Exercise aim: Reproduce all entries precisely, down to the last character.

(Stored records)
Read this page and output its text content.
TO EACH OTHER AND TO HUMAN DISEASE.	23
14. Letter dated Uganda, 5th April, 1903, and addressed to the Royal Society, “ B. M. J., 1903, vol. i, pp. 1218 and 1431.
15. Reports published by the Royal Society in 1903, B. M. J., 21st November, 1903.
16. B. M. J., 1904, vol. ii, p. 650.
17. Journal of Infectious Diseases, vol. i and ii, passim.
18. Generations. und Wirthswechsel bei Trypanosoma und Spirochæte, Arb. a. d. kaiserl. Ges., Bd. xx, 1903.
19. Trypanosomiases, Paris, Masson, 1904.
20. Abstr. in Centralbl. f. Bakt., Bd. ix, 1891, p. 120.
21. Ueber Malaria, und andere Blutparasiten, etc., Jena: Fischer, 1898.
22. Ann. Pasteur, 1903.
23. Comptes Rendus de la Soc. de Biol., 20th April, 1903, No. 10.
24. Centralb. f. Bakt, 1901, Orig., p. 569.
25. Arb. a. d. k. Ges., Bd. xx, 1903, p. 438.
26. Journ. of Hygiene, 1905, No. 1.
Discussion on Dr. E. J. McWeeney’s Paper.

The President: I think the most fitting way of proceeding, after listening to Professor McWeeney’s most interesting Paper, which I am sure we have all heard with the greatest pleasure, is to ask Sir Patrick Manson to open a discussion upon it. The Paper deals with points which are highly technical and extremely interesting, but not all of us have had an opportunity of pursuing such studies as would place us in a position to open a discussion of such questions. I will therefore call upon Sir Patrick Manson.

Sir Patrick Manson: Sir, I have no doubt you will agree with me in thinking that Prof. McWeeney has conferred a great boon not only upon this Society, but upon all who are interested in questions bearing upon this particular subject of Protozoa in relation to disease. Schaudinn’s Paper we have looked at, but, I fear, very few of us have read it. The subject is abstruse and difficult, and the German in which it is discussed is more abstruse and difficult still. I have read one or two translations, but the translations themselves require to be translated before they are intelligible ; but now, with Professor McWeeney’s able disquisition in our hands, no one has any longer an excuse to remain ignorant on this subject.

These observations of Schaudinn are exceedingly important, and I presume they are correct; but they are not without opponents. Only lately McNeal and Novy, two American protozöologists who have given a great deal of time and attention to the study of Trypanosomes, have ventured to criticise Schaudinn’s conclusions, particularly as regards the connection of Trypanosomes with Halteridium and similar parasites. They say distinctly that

Reply:
Read this page and output its text content.
TO EACH OTHER AND TO HUMAN DISEASE.	23
14. Letter dated Uganda, 5th April, 1903, and addressed to the Royal Society, “ B. M. J., 1903, vol. i, pp. 1218 and 1431.
15. Reports published by the Royal Society in 1903, B. M. J., 21st November, 1903.
16. B. M. J., 1904, vol. ii, p. 650.
17. Journal of Infectious Diseases, vol. i and ii, passim.
18. Generations. und Wirthswechsel bei Trypanosoma und Spirochæte, Arb. a. d. kaiserl. Ges., Bd. xx, 1903.
19. Trypanosomiases, Paris, Masson, 1904.
20. Abstr. in Centralbl. f. Bakt., Bd. ix, 1891, p. 120.
21. Ueber Malaria, und andere Blutparasiten, etc., Jena: Fischer, 1898.
22. Ann. Pasteur, 1903.
23. Comptes Rendus de la Soc. de Biol., 20th April, 1903, No. 10.
24. Centralb. f. Bakt, 1901, Orig., p. 569.
25. Arb. a. d. k. Ges., Bd. xx, 1903, p. 438.
26. Journ. of Hygiene, 1905, No. 1.
Discussion on Dr. E. J. McWeeney’s Paper.

The President: I think the most fitting way of proceeding, after listening to Professor McWeeney’s most interesting Paper, which I am sure we have all heard with the greatest pleasure, is to ask Sir Patrick Manson to open a discussion upon it. The Paper deals with points which are highly technical and extremely interesting, but not all of us have had an opportunity of pursuing such studies as would place us in a position to open a discussion of such questions. I will therefore call upon Sir Patrick Manson.

Sir Patrick Manson: Sir, I have no doubt you will agree with me in thinking that Prof. McWeeney has conferred a great boon not only upon this Society, but upon all who are interested in questions bearing upon this particular subject of Protozoa in relation to disease. Schaudinn’s Paper we have looked at, but, I fear, very few of us have read it. The subject is abstruse and difficult, and the German in which it is discussed is more abstruse and difficult still. I have read one or two translations, but the translations themselves require to be translated before they are intelligible ; but now, with Professor McWeeney’s able disquisition in our hands, no one has any longer an excuse to remain ignorant on this subject.

These observations of Schaudinn are exceedingly important, and I presume they are correct; but they are not without opponents. Only lately McNeal and Novy, two American protozöologists who have given a great deal of time and attention to the study of Trypanosomes, have ventured to criticise Schaudinn’s conclusions, particularly as regards the connection of Trypanosomes with Halteridium and similar parasites. They say distinctly that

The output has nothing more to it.